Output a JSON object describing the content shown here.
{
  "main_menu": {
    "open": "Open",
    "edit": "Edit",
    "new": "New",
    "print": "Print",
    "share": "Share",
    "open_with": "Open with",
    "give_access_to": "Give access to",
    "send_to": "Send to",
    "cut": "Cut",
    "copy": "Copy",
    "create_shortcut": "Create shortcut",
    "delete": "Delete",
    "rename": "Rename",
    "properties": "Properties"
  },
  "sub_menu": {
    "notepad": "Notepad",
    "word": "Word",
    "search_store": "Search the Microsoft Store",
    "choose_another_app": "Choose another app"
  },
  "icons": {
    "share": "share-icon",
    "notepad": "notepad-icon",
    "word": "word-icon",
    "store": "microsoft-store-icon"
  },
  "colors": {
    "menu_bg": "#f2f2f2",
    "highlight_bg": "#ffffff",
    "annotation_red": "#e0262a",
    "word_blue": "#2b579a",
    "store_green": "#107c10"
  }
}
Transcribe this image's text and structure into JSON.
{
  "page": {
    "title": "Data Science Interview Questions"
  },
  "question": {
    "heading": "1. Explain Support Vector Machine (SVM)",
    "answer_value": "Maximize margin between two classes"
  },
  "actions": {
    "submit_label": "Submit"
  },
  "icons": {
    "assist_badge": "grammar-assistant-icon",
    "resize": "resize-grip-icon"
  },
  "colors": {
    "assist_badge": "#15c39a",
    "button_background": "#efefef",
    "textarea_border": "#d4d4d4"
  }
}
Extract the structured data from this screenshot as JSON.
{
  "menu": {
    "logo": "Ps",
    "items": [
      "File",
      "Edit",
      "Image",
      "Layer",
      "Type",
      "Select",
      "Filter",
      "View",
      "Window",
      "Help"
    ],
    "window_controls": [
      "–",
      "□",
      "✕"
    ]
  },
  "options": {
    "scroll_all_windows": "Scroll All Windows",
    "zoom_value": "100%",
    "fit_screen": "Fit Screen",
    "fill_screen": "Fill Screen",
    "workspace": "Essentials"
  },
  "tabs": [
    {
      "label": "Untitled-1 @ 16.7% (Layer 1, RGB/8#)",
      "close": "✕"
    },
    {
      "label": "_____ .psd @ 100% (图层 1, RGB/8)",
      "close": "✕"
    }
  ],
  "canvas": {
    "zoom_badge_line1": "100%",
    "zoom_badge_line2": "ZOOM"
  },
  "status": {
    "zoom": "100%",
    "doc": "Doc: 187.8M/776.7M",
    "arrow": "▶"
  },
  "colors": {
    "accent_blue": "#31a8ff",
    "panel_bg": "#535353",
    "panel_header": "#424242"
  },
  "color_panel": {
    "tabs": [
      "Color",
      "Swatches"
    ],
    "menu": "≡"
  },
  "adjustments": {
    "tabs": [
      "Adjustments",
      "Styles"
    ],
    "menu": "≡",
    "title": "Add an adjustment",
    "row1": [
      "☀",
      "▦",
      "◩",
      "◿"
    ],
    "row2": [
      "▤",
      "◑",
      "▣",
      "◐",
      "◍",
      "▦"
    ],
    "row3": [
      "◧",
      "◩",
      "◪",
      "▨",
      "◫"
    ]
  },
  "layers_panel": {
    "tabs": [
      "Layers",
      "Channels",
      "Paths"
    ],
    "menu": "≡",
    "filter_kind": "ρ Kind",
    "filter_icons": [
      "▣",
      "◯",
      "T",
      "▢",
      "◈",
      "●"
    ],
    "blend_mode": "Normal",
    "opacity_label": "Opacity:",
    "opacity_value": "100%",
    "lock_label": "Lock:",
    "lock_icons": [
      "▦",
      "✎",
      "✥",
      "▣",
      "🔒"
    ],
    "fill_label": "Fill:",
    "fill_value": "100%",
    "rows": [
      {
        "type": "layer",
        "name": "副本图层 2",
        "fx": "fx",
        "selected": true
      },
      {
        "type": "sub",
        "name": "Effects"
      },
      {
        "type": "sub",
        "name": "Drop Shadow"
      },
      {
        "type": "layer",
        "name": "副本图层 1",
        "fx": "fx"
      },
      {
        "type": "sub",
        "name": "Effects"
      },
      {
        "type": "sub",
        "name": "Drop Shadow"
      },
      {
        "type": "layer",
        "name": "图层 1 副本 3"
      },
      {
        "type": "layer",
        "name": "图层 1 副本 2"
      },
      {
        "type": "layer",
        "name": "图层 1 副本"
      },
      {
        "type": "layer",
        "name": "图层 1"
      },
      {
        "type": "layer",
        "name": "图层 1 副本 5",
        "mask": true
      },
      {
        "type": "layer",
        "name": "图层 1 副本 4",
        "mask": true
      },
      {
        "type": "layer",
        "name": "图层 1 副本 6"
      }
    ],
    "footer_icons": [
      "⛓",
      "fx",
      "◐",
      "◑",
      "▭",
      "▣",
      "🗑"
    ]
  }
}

Your instructions –
Output the records above in their entirety, exactly.

Solution to this task –
Output a JSON object describing the content shown here.
{
  "main_menu": {
    "open": "Open",
    "edit": "Edit",
    "new": "New",
    "print": "Print",
    "share": "Share",
    "open_with": "Open with",
    "give_access_to": "Give access to",
    "send_to": "Send to",
    "cut": "Cut",
    "copy": "Copy",
    "create_shortcut": "Create shortcut",
    "delete": "Delete",
    "rename": "Rename",
    "properties": "Properties"
  },
  "sub_menu": {
    "notepad": "Notepad",
    "word": "Word",
    "search_store": "Search the Microsoft Store",
    "choose_another_app": "Choose another app"
  },
  "icons": {
    "share": "share-icon",
    "notepad": "notepad-icon",
    "word": "word-icon",
    "store": "microsoft-store-icon"
  },
  "colors": {
    "menu_bg": "#f2f2f2",
    "highlight_bg": "#ffffff",
    "annotation_red": "#e0262a",
    "word_blue": "#2b579a",
    "store_green": "#107c10"
  }
}
Transcribe this image's text and structure into JSON.
{
  "page": {
    "title": "Data Science Interview Questions"
  },
  "question": {
    "heading": "1. Explain Support Vector Machine (SVM)",
    "answer_value": "Maximize margin between two classes"
  },
  "actions": {
    "submit_label": "Submit"
  },
  "icons": {
    "assist_badge": "grammar-assistant-icon",
    "resize": "resize-grip-icon"
  },
  "colors": {
    "assist_badge": "#15c39a",
    "button_background": "#efefef",
    "textarea_border": "#d4d4d4"
  }
}
Extract the structured data from this screenshot as JSON.
{
  "menu": {
    "logo": "Ps",
    "items": [
      "File",
      "Edit",
      "Image",
      "Layer",
      "Type",
      "Select",
      "Filter",
      "View",
      "Window",
      "Help"
    ],
    "window_controls": [
      "–",
      "□",
      "✕"
    ]
  },
  "options": {
    "scroll_all_windows": "Scroll All Windows",
    "zoom_value": "100%",
    "fit_screen": "Fit Screen",
    "fill_screen": "Fill Screen",
    "workspace": "Essentials"
  },
  "tabs": [
    {
      "label": "Untitled-1 @ 16.7% (Layer 1, RGB/8#)",
      "close": "✕"
    },
    {
      "label": "_____ .psd @ 100% (图层 1, RGB/8)",
      "close": "✕"
    }
  ],
  "canvas": {
    "zoom_badge_line1": "100%",
    "zoom_badge_line2": "ZOOM"
  },
  "status": {
    "zoom": "100%",
    "doc": "Doc: 187.8M/776.7M",
    "arrow": "▶"
  },
  "colors": {
    "accent_blue": "#31a8ff",
    "panel_bg": "#535353",
    "panel_header": "#424242"
  },
  "color_panel": {
    "tabs": [
      "Color",
      "Swatches"
    ],
    "menu": "≡"
  },
  "adjustments": {
    "tabs": [
      "Adjustments",
      "Styles"
    ],
    "menu": "≡",
    "title": "Add an adjustment",
    "row1": [
      "☀",
      "▦",
      "◩",
      "◿"
    ],
    "row2": [
      "▤",
      "◑",
      "▣",
      "◐",
      "◍",
      "▦"
    ],
    "row3": [
      "◧",
      "◩",
      "◪",
      "▨",
      "◫"
    ]
  },
  "layers_panel": {
    "tabs": [
      "Layers",
      "Channels",
      "Paths"
    ],
    "menu": "≡",
    "filter_kind": "ρ Kind",
    "filter_icons": [
      "▣",
      "◯",
      "T",
      "▢",
      "◈",
      "●"
    ],
    "blend_mode": "Normal",
    "opacity_label": "Opacity:",
    "opacity_value": "100%",
    "lock_label": "Lock:",
    "lock_icons": [
      "▦",
      "✎",
      "✥",
      "▣",
      "🔒"
    ],
    "fill_label": "Fill:",
    "fill_value": "100%",
    "rows": [
      {
        "type": "layer",
        "name": "副本图层 2",
        "fx": "fx",
        "selected": true
      },
      {
        "type": "sub",
        "name": "Effects"
      },
      {
        "type": "sub",
        "name": "Drop Shadow"
      },
      {
        "type": "layer",
        "name": "副本图层 1",
        "fx": "fx"
      },
      {
        "type": "sub",
        "name": "Effects"
      },
      {
        "type": "sub",
        "name": "Drop Shadow"
      },
      {
        "type": "layer",
        "name": "图层 1 副本 3"
      },
      {
        "type": "layer",
        "name": "图层 1 副本 2"
      },
      {
        "type": "layer",
        "name": "图层 1 副本"
      },
      {
        "type": "layer",
        "name": "图层 1"
      },
      {
        "type": "layer",
        "name": "图层 1 副本 5",
        "mask": true
      },
      {
        "type": "layer",
        "name": "图层 1 副本 4",
        "mask": true
      },
      {
        "type": "layer",
        "name": "图层 1 副本 6"
      }
    ],
    "footer_icons": [
      "⛓",
      "fx",
      "◐",
      "◑",
      "▭",
      "▣",
      "🗑"
    ]
  }
}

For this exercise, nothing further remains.